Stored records
______________________________
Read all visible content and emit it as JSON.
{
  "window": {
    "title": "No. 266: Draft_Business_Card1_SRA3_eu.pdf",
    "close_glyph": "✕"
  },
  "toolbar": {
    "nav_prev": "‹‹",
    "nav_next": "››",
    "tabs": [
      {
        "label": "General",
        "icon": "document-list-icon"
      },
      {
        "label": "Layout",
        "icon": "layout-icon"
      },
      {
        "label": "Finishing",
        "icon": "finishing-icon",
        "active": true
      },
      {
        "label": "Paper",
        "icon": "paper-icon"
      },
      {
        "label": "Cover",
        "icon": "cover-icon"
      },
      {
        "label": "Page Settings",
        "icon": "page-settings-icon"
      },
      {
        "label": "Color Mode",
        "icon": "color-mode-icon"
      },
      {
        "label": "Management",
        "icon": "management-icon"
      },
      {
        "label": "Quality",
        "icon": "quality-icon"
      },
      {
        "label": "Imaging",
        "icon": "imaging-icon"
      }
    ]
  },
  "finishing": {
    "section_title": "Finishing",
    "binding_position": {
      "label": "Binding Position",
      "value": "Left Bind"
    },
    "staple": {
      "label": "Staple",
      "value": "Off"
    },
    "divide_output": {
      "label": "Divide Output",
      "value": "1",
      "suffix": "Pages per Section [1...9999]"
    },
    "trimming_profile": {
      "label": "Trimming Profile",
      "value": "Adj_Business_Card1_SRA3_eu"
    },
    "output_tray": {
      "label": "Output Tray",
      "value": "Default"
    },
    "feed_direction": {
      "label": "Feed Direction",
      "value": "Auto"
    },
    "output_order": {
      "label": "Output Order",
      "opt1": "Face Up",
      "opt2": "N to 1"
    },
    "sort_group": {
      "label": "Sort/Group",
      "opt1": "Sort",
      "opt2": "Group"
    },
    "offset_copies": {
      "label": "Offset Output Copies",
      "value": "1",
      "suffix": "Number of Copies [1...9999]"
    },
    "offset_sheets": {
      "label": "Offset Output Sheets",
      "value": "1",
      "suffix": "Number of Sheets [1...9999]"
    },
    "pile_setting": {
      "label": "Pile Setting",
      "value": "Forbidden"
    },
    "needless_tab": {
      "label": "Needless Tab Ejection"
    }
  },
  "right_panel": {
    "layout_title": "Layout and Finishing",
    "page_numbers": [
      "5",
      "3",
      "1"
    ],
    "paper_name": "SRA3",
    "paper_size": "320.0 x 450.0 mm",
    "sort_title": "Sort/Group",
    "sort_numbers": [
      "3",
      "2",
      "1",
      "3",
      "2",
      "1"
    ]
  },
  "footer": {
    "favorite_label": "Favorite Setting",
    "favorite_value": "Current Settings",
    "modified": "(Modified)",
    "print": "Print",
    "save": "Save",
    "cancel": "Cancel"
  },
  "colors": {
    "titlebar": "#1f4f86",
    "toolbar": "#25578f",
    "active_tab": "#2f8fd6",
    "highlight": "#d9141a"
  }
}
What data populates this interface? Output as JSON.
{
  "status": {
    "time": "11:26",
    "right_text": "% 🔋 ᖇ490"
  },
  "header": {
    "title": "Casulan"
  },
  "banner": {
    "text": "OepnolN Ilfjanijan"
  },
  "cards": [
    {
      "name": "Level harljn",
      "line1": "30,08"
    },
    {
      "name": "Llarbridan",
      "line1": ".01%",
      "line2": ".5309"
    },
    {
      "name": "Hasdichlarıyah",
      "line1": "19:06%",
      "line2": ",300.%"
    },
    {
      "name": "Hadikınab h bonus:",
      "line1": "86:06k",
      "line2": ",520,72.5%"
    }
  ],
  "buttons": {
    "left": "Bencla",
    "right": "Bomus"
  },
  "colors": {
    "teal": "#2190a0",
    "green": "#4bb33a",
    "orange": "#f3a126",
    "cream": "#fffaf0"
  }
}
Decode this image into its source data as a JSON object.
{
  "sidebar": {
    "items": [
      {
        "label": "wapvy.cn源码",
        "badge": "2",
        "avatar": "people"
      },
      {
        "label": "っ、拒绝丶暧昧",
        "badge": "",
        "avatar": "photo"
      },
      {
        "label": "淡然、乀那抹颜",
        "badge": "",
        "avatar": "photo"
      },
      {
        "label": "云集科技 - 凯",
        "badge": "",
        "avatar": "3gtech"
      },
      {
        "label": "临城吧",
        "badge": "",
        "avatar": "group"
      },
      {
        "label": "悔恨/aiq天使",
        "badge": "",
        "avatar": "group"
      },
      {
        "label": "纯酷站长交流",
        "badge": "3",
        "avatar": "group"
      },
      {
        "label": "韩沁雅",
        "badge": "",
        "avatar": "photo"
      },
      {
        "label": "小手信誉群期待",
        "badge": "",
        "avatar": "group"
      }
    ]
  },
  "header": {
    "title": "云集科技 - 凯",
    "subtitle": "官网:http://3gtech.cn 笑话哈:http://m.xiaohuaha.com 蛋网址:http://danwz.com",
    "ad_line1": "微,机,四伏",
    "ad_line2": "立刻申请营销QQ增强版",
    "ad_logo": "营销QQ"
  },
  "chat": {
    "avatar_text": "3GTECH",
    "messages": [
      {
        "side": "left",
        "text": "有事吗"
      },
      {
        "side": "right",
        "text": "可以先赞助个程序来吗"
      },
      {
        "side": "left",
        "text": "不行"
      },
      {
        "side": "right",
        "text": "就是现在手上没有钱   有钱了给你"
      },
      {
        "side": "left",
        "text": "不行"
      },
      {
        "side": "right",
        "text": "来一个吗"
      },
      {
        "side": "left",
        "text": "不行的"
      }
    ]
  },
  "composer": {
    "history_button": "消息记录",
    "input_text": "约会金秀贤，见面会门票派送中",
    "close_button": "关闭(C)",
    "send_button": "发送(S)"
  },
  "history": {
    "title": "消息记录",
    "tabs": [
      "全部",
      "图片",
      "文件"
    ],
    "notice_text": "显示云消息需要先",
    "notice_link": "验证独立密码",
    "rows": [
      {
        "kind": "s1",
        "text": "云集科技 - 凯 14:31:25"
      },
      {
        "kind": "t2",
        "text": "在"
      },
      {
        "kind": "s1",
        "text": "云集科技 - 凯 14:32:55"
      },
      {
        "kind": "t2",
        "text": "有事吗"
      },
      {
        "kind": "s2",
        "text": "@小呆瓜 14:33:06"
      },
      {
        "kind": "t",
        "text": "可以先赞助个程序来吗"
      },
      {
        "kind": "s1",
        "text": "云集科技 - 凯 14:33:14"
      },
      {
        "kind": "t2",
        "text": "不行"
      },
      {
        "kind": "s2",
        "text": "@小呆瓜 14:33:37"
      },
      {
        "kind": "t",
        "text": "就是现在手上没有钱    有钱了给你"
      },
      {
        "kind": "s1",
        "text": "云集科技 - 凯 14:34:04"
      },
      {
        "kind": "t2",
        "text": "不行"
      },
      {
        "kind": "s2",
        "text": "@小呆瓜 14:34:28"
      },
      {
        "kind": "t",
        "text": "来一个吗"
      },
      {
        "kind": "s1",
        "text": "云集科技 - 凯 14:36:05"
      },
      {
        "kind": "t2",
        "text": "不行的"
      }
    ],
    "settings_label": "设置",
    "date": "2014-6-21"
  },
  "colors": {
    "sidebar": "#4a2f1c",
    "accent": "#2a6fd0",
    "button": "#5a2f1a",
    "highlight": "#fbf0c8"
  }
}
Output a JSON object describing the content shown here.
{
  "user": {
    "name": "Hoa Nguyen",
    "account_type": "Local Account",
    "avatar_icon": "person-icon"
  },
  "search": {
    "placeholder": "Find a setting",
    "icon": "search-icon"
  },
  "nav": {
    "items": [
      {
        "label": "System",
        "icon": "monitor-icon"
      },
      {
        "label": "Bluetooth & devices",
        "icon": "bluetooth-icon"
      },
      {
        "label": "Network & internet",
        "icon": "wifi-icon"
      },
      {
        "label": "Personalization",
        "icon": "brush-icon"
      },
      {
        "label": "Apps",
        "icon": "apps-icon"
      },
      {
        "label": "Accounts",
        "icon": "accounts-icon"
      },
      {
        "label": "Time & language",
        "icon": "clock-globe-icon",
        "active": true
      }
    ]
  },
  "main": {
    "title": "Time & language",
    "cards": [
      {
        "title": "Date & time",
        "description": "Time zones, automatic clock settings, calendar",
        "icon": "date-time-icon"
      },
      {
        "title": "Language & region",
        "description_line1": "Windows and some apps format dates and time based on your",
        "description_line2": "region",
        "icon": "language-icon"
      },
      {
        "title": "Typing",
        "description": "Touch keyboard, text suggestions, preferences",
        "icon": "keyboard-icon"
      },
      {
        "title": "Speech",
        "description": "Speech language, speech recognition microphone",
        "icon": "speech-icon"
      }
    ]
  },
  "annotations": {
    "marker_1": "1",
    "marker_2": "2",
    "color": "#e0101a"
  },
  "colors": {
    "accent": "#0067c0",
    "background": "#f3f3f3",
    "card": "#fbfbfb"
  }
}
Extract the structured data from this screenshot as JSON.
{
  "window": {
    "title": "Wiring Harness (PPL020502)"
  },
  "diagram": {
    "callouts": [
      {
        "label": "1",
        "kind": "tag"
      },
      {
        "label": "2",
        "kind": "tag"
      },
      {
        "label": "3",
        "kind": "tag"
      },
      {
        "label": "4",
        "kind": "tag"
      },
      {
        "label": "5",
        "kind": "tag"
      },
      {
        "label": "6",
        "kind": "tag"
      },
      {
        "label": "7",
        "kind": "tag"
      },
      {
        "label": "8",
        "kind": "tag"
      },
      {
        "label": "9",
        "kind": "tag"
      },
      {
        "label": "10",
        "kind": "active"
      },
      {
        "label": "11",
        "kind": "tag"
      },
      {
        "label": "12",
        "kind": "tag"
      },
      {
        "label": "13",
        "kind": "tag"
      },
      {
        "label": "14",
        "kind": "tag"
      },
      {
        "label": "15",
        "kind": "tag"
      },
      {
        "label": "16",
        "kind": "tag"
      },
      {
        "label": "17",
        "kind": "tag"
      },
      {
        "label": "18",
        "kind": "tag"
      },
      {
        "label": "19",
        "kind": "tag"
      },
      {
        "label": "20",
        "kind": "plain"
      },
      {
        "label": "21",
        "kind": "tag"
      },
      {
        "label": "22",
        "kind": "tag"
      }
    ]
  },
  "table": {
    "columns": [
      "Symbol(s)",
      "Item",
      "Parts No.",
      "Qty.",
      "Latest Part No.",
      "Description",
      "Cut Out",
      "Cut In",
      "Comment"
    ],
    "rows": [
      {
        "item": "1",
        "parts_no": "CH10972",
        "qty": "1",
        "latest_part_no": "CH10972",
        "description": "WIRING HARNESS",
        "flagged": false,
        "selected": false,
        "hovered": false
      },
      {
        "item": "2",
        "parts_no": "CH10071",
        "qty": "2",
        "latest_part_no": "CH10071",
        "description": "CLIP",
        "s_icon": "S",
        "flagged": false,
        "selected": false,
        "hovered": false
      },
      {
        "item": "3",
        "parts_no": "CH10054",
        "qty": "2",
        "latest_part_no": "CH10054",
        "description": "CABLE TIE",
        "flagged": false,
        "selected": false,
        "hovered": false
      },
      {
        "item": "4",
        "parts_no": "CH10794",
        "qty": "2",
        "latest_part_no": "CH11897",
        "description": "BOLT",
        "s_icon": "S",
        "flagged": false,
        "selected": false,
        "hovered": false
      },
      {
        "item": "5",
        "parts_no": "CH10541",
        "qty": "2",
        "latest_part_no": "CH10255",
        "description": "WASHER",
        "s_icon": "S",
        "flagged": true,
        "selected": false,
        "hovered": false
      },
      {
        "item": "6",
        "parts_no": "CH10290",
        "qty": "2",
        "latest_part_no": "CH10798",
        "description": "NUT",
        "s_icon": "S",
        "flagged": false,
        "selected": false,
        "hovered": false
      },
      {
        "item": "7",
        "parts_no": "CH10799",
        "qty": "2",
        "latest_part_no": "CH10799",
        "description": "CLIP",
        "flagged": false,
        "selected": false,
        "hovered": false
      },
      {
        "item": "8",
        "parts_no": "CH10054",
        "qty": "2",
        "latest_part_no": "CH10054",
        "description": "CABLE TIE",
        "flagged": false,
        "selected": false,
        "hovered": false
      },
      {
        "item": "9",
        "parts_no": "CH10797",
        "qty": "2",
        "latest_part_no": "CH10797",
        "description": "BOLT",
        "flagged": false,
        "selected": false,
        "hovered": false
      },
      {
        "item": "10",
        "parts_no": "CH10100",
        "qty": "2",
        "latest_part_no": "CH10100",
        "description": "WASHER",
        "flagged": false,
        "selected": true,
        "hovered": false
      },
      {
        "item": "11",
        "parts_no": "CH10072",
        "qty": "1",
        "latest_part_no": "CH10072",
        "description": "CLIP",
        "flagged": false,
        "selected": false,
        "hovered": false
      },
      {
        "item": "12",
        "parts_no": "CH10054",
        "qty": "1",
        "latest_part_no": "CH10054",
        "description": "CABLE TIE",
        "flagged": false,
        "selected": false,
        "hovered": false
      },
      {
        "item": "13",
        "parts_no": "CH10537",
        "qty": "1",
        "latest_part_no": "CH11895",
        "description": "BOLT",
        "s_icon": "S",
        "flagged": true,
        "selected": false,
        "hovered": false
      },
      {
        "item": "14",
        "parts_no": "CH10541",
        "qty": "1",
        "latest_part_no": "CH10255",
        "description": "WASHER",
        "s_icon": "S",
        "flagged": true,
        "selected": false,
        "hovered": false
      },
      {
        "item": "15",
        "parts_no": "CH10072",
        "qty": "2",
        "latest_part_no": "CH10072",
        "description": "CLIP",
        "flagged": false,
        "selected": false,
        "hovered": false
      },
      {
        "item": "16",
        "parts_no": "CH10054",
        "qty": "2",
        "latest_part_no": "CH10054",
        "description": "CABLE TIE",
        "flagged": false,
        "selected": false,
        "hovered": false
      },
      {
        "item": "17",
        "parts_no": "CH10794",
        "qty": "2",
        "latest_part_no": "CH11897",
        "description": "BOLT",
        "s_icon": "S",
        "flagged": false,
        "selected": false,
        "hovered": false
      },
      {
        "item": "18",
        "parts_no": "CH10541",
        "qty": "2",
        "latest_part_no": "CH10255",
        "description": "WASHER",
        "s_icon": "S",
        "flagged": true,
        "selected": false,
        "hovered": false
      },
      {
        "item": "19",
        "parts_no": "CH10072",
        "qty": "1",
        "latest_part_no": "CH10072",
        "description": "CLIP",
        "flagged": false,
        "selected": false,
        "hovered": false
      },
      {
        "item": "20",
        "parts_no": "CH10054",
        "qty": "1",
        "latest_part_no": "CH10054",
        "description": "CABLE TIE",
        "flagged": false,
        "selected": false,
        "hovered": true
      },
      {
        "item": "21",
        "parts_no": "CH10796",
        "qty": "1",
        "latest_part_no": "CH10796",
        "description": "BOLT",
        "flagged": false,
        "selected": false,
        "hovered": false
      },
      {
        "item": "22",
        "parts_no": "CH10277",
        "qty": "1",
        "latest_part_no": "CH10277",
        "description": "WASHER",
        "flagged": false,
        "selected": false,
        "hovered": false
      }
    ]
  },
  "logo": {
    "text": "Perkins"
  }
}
______________________________
Copy out every line of the listing that contains the string "highlight".

    "highlight": "#d9141a"
    "highlight": "#fbf0c8"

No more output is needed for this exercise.